▸ Exercise directions
Extract every line that contains the word "gregẽ".

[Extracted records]

● ● ● ● ●

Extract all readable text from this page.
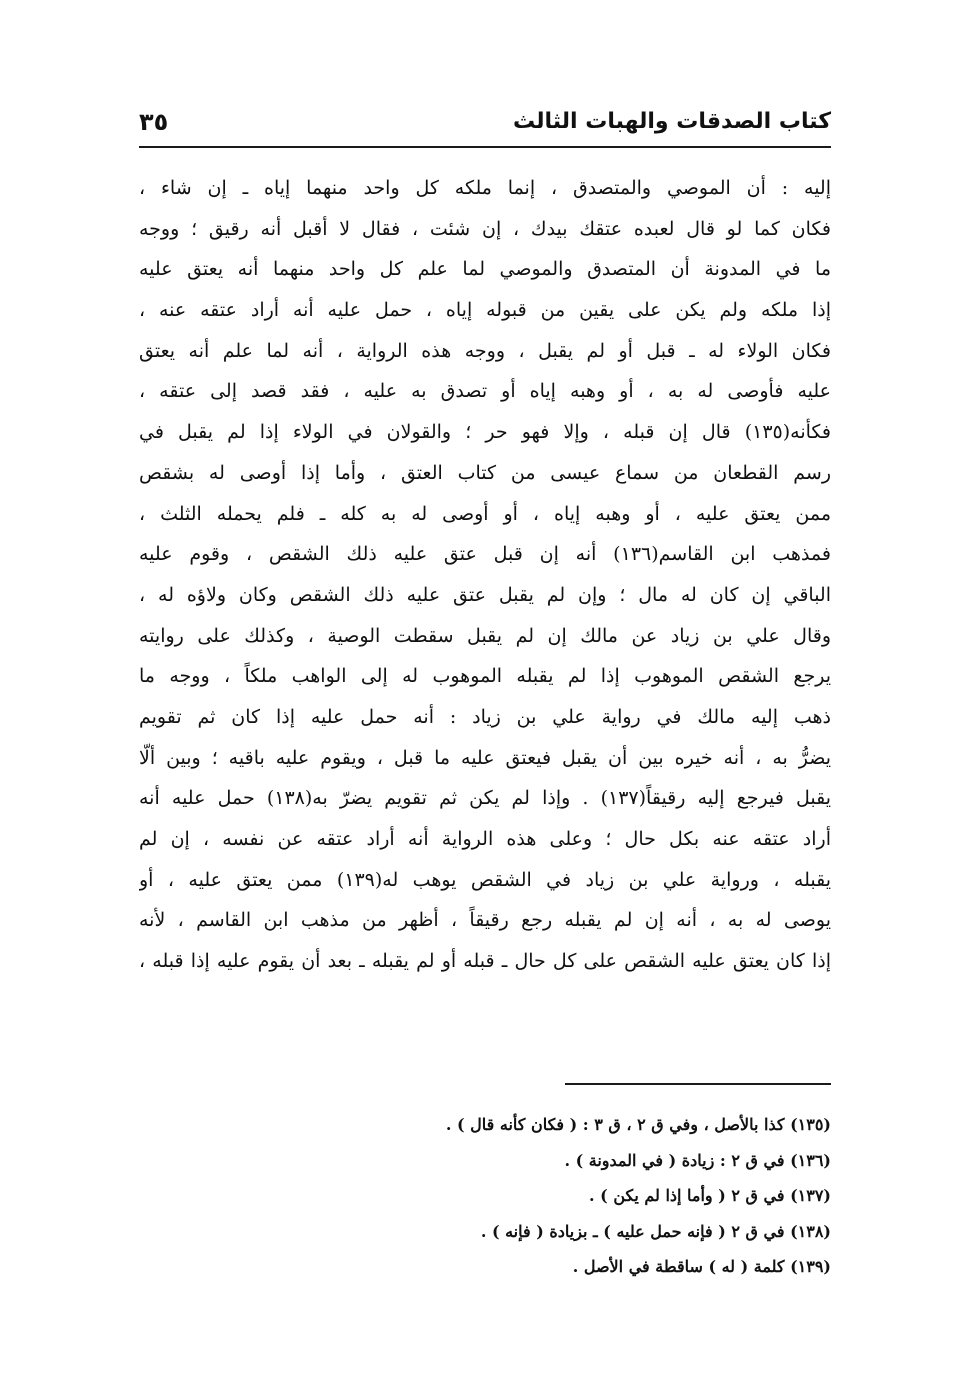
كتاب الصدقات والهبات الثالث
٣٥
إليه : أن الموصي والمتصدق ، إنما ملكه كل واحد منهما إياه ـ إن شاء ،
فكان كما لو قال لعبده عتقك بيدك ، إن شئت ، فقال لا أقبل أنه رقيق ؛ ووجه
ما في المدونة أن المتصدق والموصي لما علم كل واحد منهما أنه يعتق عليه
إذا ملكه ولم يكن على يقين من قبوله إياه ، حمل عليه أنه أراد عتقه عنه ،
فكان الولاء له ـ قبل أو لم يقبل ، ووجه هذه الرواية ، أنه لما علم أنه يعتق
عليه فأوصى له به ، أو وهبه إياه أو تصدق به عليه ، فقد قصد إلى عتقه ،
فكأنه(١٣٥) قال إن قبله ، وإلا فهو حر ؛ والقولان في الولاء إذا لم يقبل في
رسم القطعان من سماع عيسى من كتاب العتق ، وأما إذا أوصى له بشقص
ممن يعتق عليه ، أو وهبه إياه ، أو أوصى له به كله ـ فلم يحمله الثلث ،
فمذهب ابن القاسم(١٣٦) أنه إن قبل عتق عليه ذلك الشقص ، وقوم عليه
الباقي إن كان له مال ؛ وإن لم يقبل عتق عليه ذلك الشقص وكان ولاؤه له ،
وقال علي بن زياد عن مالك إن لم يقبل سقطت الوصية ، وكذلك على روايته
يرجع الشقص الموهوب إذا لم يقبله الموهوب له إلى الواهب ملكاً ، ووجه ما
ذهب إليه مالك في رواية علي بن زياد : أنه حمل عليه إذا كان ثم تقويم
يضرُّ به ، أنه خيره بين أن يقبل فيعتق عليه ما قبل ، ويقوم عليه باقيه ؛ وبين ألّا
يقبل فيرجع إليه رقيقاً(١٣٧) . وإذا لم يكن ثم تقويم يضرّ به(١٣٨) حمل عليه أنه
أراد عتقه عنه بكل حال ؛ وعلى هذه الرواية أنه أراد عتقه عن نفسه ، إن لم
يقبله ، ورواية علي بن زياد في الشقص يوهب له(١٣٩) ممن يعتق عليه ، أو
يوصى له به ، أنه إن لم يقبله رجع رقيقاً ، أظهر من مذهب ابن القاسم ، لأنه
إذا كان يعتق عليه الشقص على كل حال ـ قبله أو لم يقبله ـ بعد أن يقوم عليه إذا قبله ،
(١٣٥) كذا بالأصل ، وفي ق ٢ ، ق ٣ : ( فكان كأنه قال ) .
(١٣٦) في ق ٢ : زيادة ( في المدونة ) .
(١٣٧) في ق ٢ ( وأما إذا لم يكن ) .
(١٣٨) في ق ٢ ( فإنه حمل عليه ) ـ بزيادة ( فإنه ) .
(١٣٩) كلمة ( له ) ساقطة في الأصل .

● ● ● ● ●

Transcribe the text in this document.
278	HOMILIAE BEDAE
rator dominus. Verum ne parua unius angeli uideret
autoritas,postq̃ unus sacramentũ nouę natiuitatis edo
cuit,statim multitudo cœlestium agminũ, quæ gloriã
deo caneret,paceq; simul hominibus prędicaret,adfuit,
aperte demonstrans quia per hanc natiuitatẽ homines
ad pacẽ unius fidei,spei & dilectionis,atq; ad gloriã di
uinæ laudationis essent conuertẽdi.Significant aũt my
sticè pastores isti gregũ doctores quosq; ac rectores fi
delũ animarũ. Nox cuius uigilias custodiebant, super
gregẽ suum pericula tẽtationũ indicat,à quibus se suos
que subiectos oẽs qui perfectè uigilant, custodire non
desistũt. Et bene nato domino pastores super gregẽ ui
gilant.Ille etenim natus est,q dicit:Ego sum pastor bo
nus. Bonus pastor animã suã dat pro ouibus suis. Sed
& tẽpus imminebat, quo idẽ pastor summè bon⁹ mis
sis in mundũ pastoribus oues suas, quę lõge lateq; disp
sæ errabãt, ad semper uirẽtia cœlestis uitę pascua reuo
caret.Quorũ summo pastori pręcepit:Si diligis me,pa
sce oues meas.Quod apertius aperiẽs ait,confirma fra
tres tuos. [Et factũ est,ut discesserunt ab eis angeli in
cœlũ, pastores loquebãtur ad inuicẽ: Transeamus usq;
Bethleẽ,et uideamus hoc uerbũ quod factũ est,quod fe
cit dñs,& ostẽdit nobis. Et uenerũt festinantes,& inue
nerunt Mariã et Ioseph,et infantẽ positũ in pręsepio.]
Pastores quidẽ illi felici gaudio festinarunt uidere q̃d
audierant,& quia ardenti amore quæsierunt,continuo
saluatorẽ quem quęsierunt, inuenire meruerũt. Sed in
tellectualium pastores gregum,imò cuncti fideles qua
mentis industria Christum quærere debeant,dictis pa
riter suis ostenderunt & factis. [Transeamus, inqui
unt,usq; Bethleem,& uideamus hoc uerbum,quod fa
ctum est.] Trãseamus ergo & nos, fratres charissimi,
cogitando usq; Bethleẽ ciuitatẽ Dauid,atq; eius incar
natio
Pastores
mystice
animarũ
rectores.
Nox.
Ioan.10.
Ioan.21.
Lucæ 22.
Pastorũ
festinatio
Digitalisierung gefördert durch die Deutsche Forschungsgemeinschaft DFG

● ● ● ● ●

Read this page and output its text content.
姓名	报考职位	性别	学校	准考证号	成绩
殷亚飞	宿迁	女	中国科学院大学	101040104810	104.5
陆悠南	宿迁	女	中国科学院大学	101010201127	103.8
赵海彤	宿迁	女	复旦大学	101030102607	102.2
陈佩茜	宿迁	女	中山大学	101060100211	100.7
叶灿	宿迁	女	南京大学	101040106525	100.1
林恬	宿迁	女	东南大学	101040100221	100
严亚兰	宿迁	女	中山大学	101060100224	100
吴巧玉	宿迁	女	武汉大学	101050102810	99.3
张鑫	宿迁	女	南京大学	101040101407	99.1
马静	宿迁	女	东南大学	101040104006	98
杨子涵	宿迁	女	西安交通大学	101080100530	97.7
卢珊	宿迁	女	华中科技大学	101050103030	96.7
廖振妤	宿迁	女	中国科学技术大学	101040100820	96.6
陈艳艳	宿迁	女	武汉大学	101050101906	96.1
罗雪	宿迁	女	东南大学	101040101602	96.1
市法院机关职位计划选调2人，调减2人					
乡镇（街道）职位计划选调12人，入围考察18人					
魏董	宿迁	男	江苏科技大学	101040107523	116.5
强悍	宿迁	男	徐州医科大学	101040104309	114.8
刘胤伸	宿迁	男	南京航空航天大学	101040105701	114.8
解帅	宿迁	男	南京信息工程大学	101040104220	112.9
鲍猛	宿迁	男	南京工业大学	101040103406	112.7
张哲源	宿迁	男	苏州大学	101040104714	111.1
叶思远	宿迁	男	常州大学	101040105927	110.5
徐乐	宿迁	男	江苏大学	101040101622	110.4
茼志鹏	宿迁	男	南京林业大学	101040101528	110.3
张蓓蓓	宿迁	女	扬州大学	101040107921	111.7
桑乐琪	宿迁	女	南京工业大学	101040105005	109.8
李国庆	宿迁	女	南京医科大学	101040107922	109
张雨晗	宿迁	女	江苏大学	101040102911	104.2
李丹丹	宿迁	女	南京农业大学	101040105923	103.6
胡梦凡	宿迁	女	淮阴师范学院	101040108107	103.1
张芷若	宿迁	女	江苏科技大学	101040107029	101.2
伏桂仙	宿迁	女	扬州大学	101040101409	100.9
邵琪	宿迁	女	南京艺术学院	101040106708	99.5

● ● ● ● ●

▸ Answer to the task
gregẽ suum pericula tẽtationũ indicat,à quibus se suos
desistũt. Et bene nato domino pastores super gregẽ ui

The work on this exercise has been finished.